## The request
Present the data once more in exactly its original form.

===== Records for the exercise

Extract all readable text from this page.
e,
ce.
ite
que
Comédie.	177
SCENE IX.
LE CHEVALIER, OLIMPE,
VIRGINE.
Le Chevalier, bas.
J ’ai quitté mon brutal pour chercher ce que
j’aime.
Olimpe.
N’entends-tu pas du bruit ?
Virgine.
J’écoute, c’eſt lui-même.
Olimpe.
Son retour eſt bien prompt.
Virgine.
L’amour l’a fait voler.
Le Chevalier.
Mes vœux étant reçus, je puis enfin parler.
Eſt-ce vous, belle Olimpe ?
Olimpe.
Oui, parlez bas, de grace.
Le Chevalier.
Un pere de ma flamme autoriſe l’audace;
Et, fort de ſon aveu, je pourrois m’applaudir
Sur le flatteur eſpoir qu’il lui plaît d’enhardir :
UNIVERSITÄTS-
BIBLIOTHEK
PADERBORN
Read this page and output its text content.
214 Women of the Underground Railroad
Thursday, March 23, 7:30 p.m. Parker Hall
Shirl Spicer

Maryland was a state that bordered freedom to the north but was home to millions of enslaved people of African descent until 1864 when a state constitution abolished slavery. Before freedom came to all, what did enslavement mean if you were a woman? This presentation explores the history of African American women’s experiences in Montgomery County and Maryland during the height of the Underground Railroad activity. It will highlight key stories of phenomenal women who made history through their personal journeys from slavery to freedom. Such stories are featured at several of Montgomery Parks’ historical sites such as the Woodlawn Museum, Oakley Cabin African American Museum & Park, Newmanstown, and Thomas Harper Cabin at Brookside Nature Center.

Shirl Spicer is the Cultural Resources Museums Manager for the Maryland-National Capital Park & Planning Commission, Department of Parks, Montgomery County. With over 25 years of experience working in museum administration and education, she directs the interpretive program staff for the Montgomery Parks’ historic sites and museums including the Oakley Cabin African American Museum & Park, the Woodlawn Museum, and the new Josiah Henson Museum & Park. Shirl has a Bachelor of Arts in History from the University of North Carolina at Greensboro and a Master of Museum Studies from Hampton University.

==========

## The result
Extract all readable text from this page.
e,
ce.
ite
que
Comédie.	177
SCENE IX.
LE CHEVALIER, OLIMPE,
VIRGINE.
Le Chevalier, bas.
J ’ai quitté mon brutal pour chercher ce que
j’aime.
Olimpe.
N’entends-tu pas du bruit ?
Virgine.
J’écoute, c’eſt lui-même.
Olimpe.
Son retour eſt bien prompt.
Virgine.
L’amour l’a fait voler.
Le Chevalier.
Mes vœux étant reçus, je puis enfin parler.
Eſt-ce vous, belle Olimpe ?
Olimpe.
Oui, parlez bas, de grace.
Le Chevalier.
Un pere de ma flamme autoriſe l’audace;
Et, fort de ſon aveu, je pourrois m’applaudir
Sur le flatteur eſpoir qu’il lui plaît d’enhardir :
UNIVERSITÄTS-
BIBLIOTHEK
PADERBORN
Read this page and output its text content.
214 Women of the Underground Railroad
Thursday, March 23, 7:30 p.m. Parker Hall
Shirl Spicer

Maryland was a state that bordered freedom to the north but was home to millions of enslaved people of African descent until 1864 when a state constitution abolished slavery. Before freedom came to all, what did enslavement mean if you were a woman? This presentation explores the history of African American women’s experiences in Montgomery County and Maryland during the height of the Underground Railroad activity. It will highlight key stories of phenomenal women who made history through their personal journeys from slavery to freedom. Such stories are featured at several of Montgomery Parks’ historical sites such as the Woodlawn Museum, Oakley Cabin African American Museum & Park, Newmanstown, and Thomas Harper Cabin at Brookside Nature Center.

Shirl Spicer is the Cultural Resources Museums Manager for the Maryland-National Capital Park & Planning Commission, Department of Parks, Montgomery County. With over 25 years of experience working in museum administration and education, she directs the interpretive program staff for the Montgomery Parks’ historic sites and museums including the Oakley Cabin African American Museum & Park, the Woodlawn Museum, and the new Josiah Henson Museum & Park. Shirl has a Bachelor of Arts in History from the University of North Carolina at Greensboro and a Master of Museum Studies from Hampton University.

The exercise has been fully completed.